# [Exercise directions]
Give back the full material, exactly as it reads.

# [Task inputs]

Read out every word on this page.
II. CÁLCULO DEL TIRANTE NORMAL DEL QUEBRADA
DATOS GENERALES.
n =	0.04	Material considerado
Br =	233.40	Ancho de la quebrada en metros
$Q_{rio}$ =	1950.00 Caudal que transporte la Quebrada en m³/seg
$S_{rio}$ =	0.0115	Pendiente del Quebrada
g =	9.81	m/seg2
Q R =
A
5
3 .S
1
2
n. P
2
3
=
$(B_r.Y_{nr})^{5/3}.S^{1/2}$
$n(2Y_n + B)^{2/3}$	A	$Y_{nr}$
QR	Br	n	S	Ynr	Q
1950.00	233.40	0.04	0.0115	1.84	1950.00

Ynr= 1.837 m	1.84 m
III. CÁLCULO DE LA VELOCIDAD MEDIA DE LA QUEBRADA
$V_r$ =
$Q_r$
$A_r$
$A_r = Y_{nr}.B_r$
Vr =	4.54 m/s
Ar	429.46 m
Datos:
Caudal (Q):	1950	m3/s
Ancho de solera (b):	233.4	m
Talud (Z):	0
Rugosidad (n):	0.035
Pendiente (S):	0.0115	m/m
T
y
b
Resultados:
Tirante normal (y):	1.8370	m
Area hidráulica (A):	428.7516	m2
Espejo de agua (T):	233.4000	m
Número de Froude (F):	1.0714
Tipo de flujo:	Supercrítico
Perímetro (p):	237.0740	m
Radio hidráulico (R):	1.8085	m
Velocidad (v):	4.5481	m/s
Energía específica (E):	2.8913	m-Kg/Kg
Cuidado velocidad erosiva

# [Task result]
Read out every word on this page.
II. CÁLCULO DEL TIRANTE NORMAL DEL QUEBRADA
DATOS GENERALES.
n =	0.04	Material considerado
Br =	233.40	Ancho de la quebrada en metros
$Q_{rio}$ =	1950.00 Caudal que transporte la Quebrada en m³/seg
$S_{rio}$ =	0.0115	Pendiente del Quebrada
g =	9.81	m/seg2
Q R =
A
5
3 .S
1
2
n. P
2
3
=
$(B_r.Y_{nr})^{5/3}.S^{1/2}$
$n(2Y_n + B)^{2/3}$	A	$Y_{nr}$
QR	Br	n	S	Ynr	Q
1950.00	233.40	0.04	0.0115	1.84	1950.00

Ynr= 1.837 m	1.84 m
III. CÁLCULO DE LA VELOCIDAD MEDIA DE LA QUEBRADA
$V_r$ =
$Q_r$
$A_r$
$A_r = Y_{nr}.B_r$
Vr =	4.54 m/s
Ar	429.46 m
Datos:
Caudal (Q):	1950	m3/s
Ancho de solera (b):	233.4	m
Talud (Z):	0
Rugosidad (n):	0.035
Pendiente (S):	0.0115	m/m
T
y
b
Resultados:
Tirante normal (y):	1.8370	m
Area hidráulica (A):	428.7516	m2
Espejo de agua (T):	233.4000	m
Número de Froude (F):	1.0714
Tipo de flujo:	Supercrítico
Perímetro (p):	237.0740	m
Radio hidráulico (R):	1.8085	m
Velocidad (v):	4.5481	m/s
Energía específica (E):	2.8913	m-Kg/Kg
Cuidado velocidad erosiva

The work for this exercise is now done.